[Recorded data]

════════

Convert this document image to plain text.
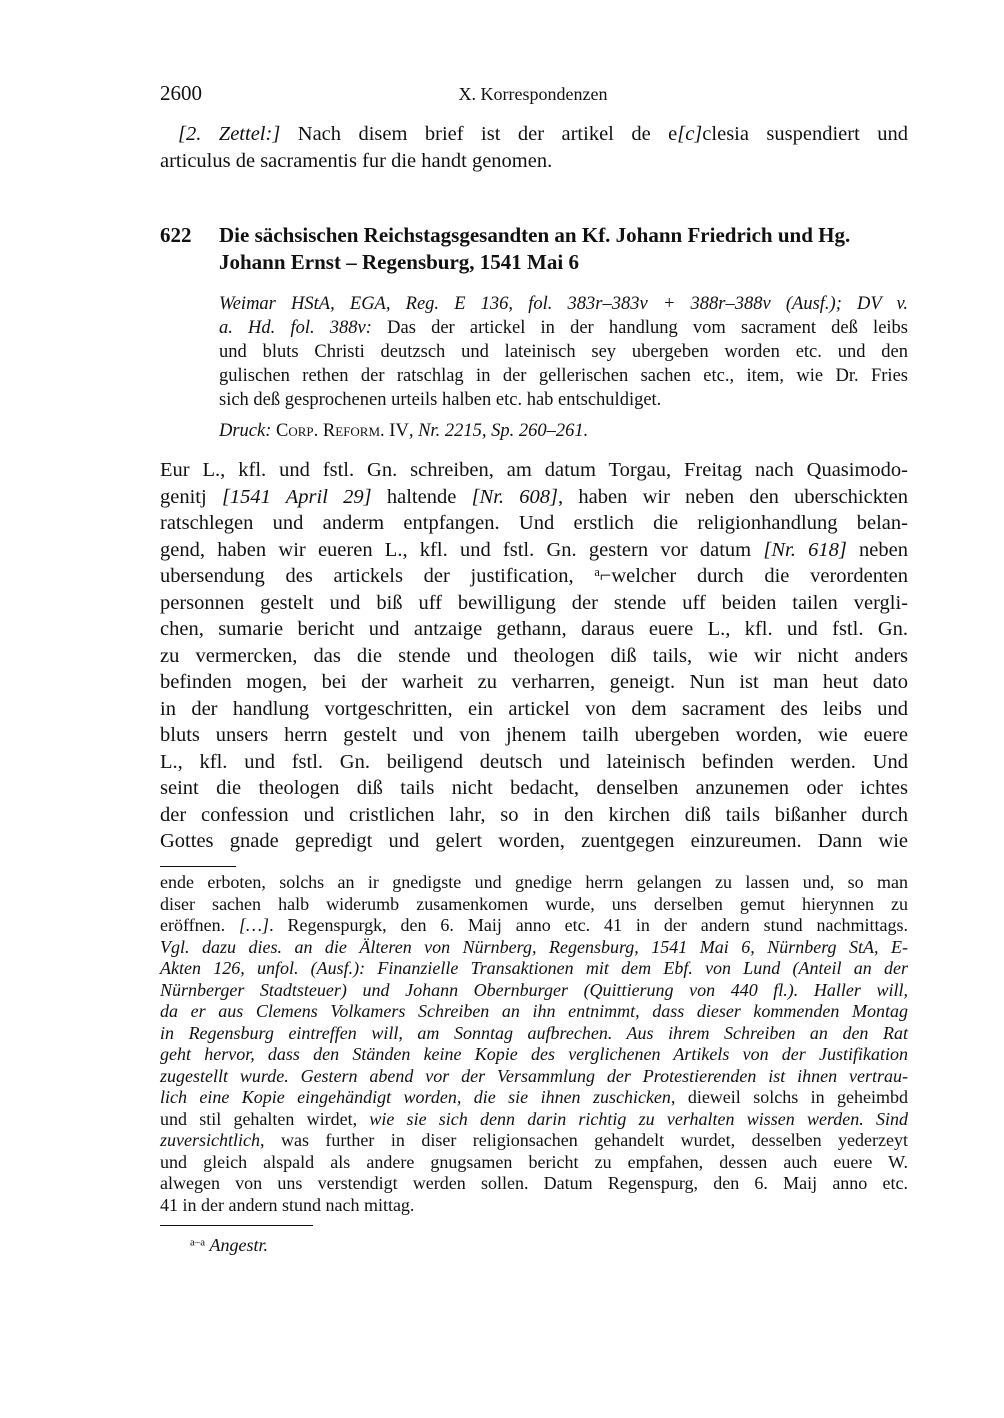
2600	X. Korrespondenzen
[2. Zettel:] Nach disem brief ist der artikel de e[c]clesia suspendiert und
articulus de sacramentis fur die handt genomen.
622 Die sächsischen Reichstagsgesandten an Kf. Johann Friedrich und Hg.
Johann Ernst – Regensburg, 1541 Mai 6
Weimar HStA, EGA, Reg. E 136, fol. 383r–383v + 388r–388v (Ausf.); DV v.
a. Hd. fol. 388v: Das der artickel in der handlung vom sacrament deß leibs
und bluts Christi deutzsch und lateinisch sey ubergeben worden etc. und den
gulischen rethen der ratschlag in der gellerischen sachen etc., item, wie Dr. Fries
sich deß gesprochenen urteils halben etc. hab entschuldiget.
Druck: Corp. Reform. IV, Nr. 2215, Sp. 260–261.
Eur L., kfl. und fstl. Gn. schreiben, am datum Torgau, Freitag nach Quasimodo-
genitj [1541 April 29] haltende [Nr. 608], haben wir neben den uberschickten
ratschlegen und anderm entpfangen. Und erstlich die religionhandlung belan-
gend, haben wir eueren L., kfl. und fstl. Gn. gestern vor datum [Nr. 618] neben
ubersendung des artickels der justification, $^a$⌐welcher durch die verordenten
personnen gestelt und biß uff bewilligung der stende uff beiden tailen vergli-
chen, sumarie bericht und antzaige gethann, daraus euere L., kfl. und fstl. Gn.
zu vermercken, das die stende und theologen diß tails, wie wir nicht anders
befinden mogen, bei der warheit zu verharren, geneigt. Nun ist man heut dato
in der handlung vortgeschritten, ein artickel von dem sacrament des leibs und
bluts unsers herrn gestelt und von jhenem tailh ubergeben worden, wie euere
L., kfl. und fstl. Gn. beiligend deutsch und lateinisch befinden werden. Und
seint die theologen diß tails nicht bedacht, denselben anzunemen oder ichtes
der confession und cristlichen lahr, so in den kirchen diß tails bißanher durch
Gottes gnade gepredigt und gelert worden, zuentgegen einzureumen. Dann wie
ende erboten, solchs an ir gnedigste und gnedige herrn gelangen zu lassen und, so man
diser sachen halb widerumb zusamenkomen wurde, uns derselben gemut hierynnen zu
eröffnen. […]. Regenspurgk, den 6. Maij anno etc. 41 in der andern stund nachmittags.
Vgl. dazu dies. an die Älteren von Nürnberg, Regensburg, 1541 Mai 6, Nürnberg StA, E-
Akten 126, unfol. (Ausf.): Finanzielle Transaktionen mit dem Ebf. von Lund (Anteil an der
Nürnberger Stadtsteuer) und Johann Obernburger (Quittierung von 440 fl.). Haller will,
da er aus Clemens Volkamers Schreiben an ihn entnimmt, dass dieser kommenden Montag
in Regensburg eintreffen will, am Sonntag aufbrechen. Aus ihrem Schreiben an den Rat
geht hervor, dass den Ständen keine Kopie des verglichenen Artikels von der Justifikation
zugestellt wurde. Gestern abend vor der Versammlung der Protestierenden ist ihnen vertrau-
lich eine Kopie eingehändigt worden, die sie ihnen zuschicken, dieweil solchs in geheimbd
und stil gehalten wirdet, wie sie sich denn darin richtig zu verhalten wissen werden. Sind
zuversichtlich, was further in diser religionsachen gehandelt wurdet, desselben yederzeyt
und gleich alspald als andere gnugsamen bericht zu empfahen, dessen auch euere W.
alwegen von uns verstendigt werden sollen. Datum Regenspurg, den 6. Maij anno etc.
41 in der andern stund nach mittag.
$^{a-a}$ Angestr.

════════

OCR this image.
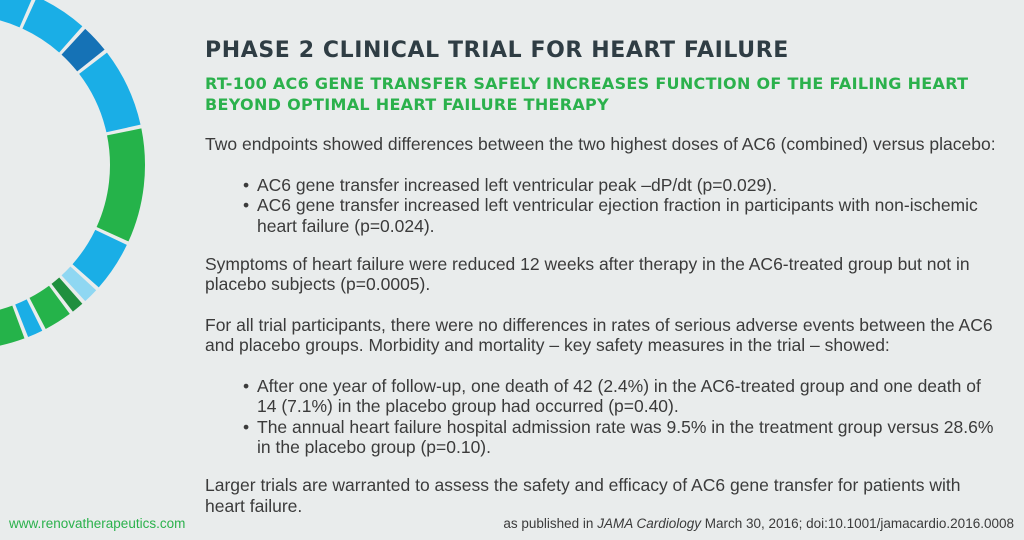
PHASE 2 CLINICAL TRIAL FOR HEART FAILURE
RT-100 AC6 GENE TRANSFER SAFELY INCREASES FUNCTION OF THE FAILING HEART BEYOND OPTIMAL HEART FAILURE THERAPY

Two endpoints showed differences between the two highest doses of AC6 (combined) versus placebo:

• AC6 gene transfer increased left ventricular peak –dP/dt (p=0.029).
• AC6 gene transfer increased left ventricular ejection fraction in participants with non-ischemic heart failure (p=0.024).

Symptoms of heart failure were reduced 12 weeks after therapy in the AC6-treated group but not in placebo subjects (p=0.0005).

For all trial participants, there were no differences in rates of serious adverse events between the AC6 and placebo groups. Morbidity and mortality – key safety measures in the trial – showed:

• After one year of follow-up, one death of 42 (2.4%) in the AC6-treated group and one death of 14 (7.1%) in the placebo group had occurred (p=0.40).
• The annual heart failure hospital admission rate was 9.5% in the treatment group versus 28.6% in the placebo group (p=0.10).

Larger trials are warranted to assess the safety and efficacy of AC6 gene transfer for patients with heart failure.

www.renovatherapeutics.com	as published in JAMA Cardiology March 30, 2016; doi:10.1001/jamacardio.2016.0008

════════

Problem statement:
The lines that contain the word "bluts" are wanted; copy each of them from the records.

Solution:
und bluts Christi deutzsch und lateinisch sey ubergeben worden etc. und den
bluts unsers herrn gestelt und von jhenem tailh ubergeben worden, wie euere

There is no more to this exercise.